-------- THE DATA

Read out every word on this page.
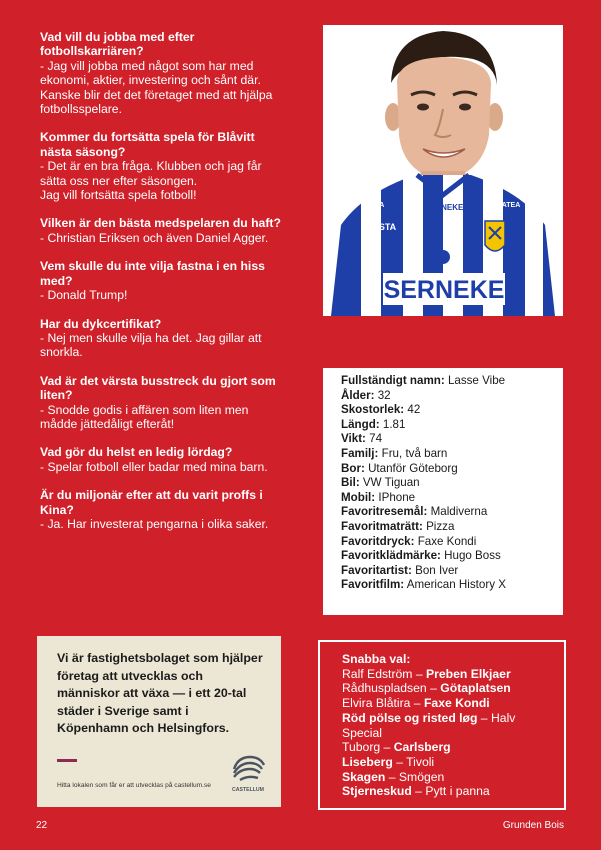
Vad vill du jobba med efter fotbollskarriären?
- Jag vill jobba med något som har med ekonomi, aktier, investering och sånt där. Kanske blir det det företaget med att hjälpa fotbollsspelare.
Kommer du fortsätta spela för Blåvitt nästa säsong?
- Det är en bra fråga. Klubben och jag får sätta oss ner efter säsongen.
Jag vill fortsätta spela fotboll!
Vilken är den bästa medspelaren du haft?
- Christian Eriksen och även Daniel Agger.
Vem skulle du inte vilja fastna i en hiss med?
- Donald Trump!
Har du dykcertifikat?
- Nej men skulle vilja ha det. Jag gillar att snorkla.
Vad är det värsta busstreck du gjort som liten?
- Snodde godis i affären som liten men mådde jättedåligt efteråt!
Vad gör du helst en ledig lördag?
- Spelar fotboll eller badar med mina barn.
Är du miljonär efter att du varit proffs i Kina?
- Ja. Har investerat pengarna i olika saker.
SERNEKE
SERNEKE
ATEA	ATEA
RASTA
Fullständigt namn: Lasse Vibe
Ålder: 32
Skostorlek: 42
Längd: 1.81
Vikt: 74
Familj: Fru, två barn
Bor: Utanför Göteborg
Bil: VW Tiguan
Mobil: IPhone
Favoritresemål: Maldiverna
Favoritmaträtt: Pizza
Favoritdryck: Faxe Kondi
Favoritklädmärke: Hugo Boss
Favoritartist: Bon Iver
Favoritfilm: American History X
Vi är fastighetsbolaget som hjälper företag att utvecklas och människor att växa — i ett 20-tal städer i Sverige samt i Köpenhamn och Helsingfors.
Hitta lokalen som får er att utvecklas på castellum.se
CASTELLUM
Snabba val:
Ralf Edström – Preben Elkjaer
Rådhuspladsen – Götaplatsen
Elvira Blåtira – Faxe Kondi
Röd pölse og risted løg – Halv Special
Tuborg – Carlsberg
Liseberg – Tivoli
Skagen – Smögen
Stjerneskud – Pytt i panna
22	Grunden Bois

----------------

List the lines that contain the word "vilja".

__FINISHED EXERCISE__
Vem skulle du inte vilja fastna i en hiss med?
- Nej men skulle vilja ha det. Jag gillar att snorkla.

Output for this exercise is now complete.